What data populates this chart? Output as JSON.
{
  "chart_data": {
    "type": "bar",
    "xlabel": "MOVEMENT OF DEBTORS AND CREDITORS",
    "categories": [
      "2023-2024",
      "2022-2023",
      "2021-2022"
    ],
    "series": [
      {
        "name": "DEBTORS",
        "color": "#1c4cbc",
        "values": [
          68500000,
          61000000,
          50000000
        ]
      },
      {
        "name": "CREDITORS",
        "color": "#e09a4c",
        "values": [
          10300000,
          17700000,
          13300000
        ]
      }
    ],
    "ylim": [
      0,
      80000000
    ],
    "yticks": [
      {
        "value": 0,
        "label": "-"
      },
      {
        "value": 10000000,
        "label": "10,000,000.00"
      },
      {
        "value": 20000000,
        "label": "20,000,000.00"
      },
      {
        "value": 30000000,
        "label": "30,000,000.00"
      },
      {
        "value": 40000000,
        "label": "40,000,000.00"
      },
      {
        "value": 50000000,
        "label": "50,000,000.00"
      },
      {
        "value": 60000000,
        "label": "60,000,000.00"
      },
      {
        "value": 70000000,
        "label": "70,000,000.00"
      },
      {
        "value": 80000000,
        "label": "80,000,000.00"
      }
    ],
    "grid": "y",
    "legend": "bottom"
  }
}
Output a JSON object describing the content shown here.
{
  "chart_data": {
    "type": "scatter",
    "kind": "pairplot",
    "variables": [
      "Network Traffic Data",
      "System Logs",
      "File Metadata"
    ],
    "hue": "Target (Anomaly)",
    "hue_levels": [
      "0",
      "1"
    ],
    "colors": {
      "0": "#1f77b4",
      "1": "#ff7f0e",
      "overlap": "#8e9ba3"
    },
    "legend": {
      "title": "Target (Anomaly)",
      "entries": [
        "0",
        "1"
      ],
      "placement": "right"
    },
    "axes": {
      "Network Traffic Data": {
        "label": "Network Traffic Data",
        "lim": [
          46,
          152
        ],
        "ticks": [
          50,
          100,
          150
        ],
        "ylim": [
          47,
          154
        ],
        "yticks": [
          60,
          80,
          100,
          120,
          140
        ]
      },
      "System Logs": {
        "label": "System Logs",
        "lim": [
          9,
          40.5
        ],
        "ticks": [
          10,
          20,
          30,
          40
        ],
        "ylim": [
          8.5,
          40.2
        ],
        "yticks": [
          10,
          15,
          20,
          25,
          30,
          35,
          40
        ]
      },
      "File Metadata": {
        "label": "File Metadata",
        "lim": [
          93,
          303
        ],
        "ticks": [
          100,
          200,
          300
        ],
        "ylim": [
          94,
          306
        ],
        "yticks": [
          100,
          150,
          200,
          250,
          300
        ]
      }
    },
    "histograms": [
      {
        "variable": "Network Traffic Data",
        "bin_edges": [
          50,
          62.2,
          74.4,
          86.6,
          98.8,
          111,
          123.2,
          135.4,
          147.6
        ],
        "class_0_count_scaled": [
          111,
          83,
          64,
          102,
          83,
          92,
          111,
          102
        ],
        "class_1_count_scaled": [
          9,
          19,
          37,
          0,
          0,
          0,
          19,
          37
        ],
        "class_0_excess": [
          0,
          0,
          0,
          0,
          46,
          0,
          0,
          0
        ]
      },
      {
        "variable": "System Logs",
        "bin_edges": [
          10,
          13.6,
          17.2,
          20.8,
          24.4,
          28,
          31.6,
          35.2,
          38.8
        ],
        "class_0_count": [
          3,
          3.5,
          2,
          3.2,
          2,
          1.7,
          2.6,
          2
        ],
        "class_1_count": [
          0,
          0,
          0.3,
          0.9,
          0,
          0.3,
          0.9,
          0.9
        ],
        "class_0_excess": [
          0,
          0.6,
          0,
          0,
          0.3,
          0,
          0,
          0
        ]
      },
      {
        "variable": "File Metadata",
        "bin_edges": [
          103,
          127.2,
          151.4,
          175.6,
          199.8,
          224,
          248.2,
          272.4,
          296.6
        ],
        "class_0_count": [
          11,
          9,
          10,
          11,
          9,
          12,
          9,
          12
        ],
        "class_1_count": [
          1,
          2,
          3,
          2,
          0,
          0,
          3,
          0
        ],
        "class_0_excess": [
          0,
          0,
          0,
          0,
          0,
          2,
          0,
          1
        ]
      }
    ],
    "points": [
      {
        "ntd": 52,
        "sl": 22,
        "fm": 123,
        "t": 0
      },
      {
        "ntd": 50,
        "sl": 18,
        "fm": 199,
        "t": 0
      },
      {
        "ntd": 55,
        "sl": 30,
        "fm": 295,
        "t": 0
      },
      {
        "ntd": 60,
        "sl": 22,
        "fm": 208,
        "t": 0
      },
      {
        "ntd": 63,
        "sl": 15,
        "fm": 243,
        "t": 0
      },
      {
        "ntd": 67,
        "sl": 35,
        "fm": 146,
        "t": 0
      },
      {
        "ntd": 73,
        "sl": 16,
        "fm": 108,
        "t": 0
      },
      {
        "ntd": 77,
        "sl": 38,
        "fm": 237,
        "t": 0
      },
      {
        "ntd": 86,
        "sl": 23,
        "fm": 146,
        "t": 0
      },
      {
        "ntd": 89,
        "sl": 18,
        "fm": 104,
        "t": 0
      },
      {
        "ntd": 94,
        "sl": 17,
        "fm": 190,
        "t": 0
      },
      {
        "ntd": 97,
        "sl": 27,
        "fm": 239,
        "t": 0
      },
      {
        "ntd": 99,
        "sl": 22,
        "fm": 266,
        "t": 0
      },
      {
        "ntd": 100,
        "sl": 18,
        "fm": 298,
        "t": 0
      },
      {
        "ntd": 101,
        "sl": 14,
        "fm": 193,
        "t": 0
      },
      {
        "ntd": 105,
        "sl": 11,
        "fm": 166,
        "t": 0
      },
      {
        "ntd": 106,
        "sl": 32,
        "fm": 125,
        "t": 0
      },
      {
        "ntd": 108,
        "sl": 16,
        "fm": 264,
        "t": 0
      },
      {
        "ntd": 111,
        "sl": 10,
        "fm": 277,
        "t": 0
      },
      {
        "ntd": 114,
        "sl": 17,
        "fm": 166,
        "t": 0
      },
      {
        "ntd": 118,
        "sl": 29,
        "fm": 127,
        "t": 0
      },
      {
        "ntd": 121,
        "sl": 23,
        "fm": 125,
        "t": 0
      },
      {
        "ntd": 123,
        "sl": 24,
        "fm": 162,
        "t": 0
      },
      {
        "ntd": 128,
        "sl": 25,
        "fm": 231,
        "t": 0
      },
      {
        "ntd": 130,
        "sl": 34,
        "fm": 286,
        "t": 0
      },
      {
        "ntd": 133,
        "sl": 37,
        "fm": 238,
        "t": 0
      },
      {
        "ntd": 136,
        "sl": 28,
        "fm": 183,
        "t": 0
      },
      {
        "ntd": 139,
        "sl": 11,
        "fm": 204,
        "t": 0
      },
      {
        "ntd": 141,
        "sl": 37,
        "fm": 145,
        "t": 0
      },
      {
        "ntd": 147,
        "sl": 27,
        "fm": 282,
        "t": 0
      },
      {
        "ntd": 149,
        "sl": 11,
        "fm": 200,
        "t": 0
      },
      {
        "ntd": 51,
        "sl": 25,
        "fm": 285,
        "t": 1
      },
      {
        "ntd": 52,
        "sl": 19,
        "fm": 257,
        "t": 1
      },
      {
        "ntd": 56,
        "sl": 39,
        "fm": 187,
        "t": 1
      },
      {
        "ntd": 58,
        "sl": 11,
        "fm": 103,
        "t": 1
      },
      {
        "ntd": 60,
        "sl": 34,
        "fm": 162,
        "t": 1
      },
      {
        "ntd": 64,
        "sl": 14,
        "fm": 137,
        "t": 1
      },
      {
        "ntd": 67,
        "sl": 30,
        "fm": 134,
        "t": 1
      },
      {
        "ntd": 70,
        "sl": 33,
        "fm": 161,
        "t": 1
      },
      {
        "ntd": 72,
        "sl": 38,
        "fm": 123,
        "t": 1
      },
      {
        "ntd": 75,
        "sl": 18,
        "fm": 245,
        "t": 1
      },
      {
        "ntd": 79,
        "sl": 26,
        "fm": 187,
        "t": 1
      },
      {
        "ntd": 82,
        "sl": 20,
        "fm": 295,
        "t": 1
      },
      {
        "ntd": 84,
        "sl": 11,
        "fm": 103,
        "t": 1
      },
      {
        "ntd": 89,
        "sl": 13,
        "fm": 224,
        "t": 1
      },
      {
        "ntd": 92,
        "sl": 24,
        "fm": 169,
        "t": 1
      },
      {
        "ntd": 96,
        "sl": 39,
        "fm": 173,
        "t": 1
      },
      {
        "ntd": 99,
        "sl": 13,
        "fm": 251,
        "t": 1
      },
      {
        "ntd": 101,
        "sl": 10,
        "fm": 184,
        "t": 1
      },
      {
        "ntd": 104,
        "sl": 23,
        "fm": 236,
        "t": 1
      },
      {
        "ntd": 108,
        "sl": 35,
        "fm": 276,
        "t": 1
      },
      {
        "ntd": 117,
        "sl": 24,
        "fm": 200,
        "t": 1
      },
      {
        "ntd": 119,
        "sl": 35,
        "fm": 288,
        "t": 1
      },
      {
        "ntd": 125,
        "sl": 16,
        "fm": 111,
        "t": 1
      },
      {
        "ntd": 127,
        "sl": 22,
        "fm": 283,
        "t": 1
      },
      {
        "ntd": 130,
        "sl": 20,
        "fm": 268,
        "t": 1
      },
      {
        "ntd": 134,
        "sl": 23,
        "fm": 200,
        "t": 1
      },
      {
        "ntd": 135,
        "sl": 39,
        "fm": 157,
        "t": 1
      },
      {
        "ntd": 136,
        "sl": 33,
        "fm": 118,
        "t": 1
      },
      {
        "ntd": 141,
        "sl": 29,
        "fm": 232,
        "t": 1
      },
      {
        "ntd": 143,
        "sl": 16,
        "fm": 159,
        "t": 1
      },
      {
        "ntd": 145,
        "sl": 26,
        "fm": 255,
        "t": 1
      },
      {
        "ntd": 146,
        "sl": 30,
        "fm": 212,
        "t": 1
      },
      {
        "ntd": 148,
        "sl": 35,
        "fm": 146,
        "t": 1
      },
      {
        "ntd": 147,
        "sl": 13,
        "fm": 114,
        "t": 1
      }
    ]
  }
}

Exercise description:
Above are records; say how many of their lines contain the word "Logs", giving only the number.

Solution:
4